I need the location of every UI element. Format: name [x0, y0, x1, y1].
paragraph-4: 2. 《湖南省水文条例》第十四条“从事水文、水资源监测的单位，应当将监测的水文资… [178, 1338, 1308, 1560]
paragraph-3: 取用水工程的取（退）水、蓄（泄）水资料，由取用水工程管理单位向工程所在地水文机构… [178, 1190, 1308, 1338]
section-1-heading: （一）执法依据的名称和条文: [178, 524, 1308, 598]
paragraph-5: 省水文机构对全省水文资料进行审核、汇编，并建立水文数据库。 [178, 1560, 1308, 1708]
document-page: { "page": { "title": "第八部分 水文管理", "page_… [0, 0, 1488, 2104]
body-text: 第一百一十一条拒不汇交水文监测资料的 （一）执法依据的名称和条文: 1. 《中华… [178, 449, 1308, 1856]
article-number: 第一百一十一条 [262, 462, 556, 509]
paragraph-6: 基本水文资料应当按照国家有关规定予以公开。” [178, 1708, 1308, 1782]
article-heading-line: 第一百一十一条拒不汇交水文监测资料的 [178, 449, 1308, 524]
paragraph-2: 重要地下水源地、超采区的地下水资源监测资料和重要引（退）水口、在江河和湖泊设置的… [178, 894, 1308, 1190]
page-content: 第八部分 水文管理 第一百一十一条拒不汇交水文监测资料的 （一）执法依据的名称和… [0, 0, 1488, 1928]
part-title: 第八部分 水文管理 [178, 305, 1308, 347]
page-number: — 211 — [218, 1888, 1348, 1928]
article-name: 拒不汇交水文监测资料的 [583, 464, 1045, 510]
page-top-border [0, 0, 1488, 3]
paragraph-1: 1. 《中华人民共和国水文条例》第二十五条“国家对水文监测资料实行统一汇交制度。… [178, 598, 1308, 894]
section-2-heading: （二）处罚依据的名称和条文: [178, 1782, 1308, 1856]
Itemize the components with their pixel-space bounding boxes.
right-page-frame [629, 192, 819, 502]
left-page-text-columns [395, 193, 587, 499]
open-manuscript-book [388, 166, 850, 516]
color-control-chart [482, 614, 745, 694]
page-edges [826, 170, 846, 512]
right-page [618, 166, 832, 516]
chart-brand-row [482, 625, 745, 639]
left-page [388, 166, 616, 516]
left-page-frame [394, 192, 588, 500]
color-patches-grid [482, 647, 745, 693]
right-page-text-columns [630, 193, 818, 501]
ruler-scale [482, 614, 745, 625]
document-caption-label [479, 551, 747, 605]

☆ ☆ ☆ ☆ ☆

Task statement:
Set out the entries from the first line through the line containing "page-number: — 211 — [218, 1888, 1348, 1928]" as a Markdown table with the columns No. and Line. Number each line in No. and leave out any blank lines.

Full response:
| No. | Line |
|---|---|
| 1 | I need the location of every UI element. Format: name [x0, y0, x1, y1]. |
| 2 | paragraph-4: 2. 《湖南省水文条例》第十四条“从事水文、水资源监测的单位，应当将监测的水文资… [178, 1338, 1308, 1560] |
| 3 | paragraph-3: 取用水工程的取（退）水、蓄（泄）水资料，由取用水工程管理单位向工程所在地水文机构… [178, 1190, 1308, 1338] |
| 4 | section-1-heading: （一）执法依据的名称和条文: [178, 524, 1308, 598] |
| 5 | paragraph-5: 省水文机构对全省水文资料进行审核、汇编，并建立水文数据库。 [178, 1560, 1308, 1708] |
| 6 | document-page: { "page": { "title": "第八部分 水文管理", "page_… [0, 0, 1488, 2104] |
| 7 | body-text: 第一百一十一条拒不汇交水文监测资料的 （一）执法依据的名称和条文: 1. 《中华… [178, 449, 1308, 1856] |
| 8 | article-number: 第一百一十一条 [262, 462, 556, 509] |
| 9 | paragraph-6: 基本水文资料应当按照国家有关规定予以公开。” [178, 1708, 1308, 1782] |
| 10 | article-heading-line: 第一百一十一条拒不汇交水文监测资料的 [178, 449, 1308, 524] |
| 11 | paragraph-2: 重要地下水源地、超采区的地下水资源监测资料和重要引（退）水口、在江河和湖泊设置的… [178, 894, 1308, 1190] |
| 12 | page-content: 第八部分 水文管理 第一百一十一条拒不汇交水文监测资料的 （一）执法依据的名称和… [0, 0, 1488, 1928] |
| 13 | part-title: 第八部分 水文管理 [178, 305, 1308, 347] |
| 14 | page-number: — 211 — [218, 1888, 1348, 1928] |